Extract each line from the entries below that has the string "first" in it.

Saved entries
________________________________________

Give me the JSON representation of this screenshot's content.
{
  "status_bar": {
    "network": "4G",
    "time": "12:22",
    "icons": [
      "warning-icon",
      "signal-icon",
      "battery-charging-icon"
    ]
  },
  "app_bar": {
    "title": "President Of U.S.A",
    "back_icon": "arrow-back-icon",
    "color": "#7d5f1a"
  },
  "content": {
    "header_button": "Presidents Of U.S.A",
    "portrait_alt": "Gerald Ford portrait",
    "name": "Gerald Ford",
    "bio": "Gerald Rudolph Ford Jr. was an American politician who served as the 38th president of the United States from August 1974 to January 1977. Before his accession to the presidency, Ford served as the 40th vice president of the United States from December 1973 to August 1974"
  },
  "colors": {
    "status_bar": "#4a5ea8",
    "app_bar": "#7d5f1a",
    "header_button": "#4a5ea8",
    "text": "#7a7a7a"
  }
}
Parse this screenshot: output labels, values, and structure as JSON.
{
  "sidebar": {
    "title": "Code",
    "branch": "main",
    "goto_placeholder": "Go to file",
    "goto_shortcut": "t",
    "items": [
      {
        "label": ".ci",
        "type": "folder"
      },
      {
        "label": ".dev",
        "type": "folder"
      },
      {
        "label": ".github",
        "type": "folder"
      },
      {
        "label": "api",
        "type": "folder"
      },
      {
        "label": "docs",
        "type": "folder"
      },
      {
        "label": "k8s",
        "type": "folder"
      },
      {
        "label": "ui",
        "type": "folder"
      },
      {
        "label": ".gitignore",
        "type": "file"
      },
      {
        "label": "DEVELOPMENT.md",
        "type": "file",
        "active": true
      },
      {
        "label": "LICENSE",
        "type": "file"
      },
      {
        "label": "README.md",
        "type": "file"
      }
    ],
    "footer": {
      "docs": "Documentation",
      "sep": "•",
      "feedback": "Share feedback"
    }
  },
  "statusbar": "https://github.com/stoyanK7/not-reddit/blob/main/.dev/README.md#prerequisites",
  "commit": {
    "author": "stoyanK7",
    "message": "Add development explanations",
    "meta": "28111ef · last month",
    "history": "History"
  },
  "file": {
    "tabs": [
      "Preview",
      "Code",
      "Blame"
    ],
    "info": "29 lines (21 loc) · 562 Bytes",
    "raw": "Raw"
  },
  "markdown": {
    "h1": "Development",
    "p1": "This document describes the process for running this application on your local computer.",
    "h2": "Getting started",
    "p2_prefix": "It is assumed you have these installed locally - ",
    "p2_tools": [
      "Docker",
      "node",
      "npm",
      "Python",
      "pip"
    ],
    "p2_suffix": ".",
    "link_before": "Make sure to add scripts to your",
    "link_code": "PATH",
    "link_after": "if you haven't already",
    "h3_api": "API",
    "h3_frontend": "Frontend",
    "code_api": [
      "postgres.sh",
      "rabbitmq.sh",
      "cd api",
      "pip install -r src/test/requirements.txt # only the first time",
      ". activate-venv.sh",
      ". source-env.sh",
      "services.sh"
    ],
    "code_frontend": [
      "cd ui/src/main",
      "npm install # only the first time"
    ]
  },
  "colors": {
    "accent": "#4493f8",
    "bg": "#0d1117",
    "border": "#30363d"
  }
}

________________________________________

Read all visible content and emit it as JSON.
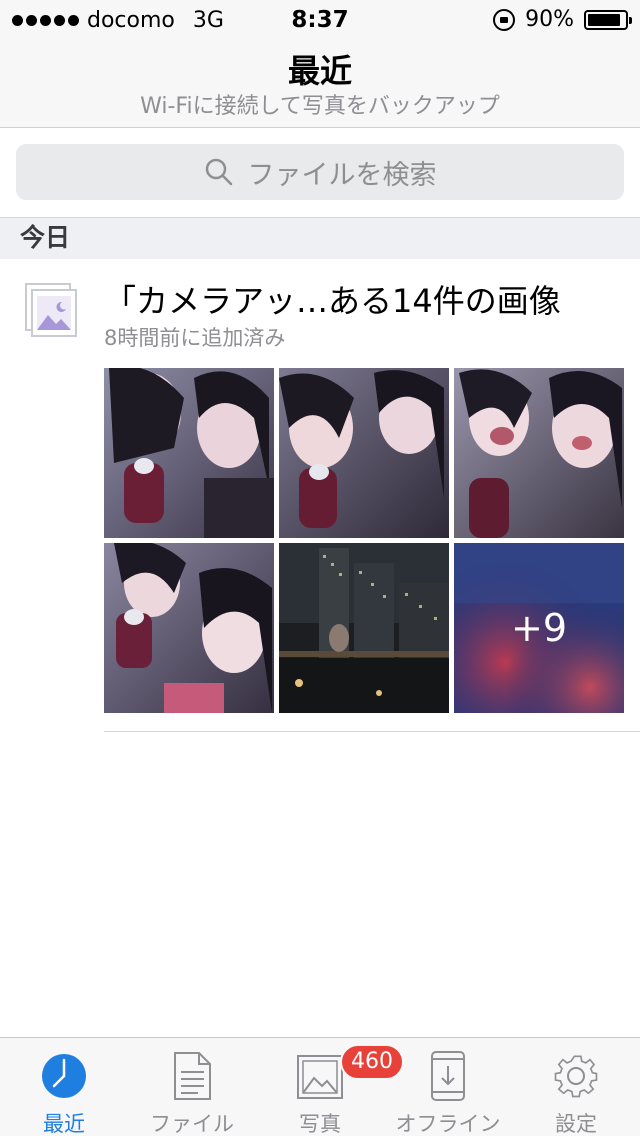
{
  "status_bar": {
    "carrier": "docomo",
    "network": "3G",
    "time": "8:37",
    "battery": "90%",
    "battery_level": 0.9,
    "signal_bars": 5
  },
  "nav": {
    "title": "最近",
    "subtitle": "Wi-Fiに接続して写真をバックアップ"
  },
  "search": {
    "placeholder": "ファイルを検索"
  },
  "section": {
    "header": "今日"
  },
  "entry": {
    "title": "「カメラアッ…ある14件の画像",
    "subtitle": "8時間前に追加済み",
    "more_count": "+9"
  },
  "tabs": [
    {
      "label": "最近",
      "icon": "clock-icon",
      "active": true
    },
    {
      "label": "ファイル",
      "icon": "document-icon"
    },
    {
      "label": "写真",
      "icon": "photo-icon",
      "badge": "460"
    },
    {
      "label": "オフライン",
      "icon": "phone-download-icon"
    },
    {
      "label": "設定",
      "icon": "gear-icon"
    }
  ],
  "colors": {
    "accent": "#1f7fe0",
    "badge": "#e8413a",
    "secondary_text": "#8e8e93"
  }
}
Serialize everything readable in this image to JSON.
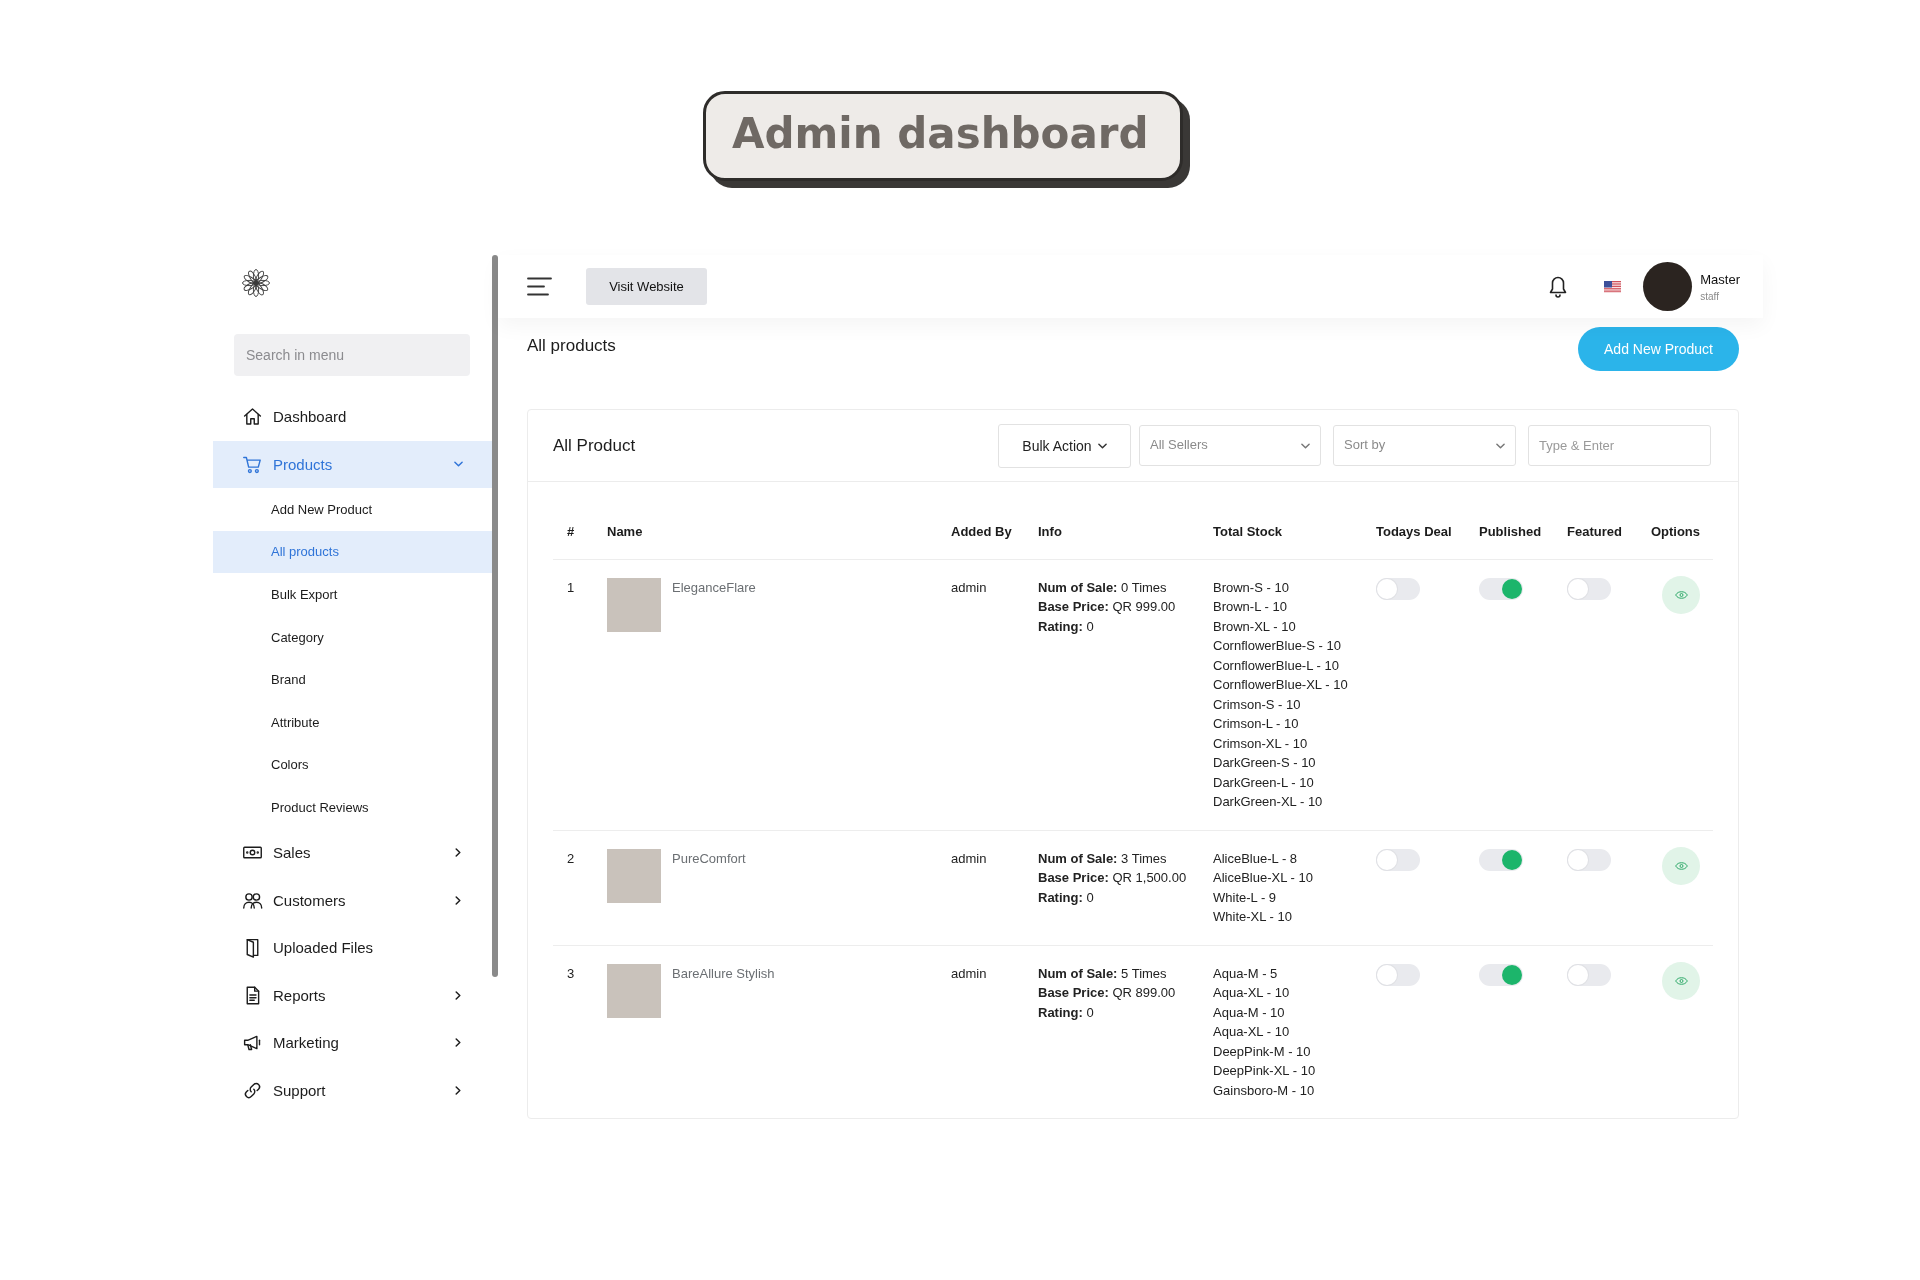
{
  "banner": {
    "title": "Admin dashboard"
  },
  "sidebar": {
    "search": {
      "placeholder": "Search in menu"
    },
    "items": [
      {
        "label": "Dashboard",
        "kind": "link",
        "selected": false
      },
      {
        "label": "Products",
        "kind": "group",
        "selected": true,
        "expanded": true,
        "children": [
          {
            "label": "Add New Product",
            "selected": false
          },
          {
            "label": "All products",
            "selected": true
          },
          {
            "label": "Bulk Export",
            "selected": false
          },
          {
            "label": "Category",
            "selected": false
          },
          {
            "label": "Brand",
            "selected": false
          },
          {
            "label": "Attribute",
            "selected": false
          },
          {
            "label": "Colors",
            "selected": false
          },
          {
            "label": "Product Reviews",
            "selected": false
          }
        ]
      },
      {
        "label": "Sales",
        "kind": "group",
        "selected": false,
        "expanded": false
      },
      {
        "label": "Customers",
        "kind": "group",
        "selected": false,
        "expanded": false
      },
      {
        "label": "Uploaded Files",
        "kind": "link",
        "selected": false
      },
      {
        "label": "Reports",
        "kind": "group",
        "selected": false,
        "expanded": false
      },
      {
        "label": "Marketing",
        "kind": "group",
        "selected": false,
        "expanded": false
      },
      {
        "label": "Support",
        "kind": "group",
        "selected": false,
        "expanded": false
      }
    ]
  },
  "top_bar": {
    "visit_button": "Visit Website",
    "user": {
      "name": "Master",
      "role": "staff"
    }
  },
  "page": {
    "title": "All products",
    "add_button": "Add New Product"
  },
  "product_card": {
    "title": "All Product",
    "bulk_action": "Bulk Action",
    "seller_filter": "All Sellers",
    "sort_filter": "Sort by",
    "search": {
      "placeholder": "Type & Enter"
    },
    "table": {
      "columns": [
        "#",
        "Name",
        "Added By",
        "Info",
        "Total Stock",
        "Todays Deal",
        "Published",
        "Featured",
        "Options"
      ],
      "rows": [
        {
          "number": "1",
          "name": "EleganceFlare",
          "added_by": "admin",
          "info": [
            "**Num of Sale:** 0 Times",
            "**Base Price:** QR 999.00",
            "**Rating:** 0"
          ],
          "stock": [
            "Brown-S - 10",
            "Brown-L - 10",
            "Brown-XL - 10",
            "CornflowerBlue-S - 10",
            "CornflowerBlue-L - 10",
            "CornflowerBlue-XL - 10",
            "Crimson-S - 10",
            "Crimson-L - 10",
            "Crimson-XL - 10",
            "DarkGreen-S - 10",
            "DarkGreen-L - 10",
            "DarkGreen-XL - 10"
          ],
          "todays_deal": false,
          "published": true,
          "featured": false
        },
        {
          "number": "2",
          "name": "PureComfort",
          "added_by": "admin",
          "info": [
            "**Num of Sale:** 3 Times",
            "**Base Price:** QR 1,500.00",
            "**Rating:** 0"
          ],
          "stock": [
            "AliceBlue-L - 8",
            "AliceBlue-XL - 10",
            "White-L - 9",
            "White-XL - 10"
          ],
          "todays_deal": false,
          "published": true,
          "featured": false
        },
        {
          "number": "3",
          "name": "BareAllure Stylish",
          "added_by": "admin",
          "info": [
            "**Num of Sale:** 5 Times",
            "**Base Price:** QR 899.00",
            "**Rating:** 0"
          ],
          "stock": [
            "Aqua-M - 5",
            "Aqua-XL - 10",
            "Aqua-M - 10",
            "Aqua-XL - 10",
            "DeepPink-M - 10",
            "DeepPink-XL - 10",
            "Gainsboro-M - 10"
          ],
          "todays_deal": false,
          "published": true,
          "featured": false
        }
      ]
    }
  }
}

________________________________________

== THE REPLY ==
      "pip install -r src/test/requirements.txt # only the first time",
      "npm install # only the first time"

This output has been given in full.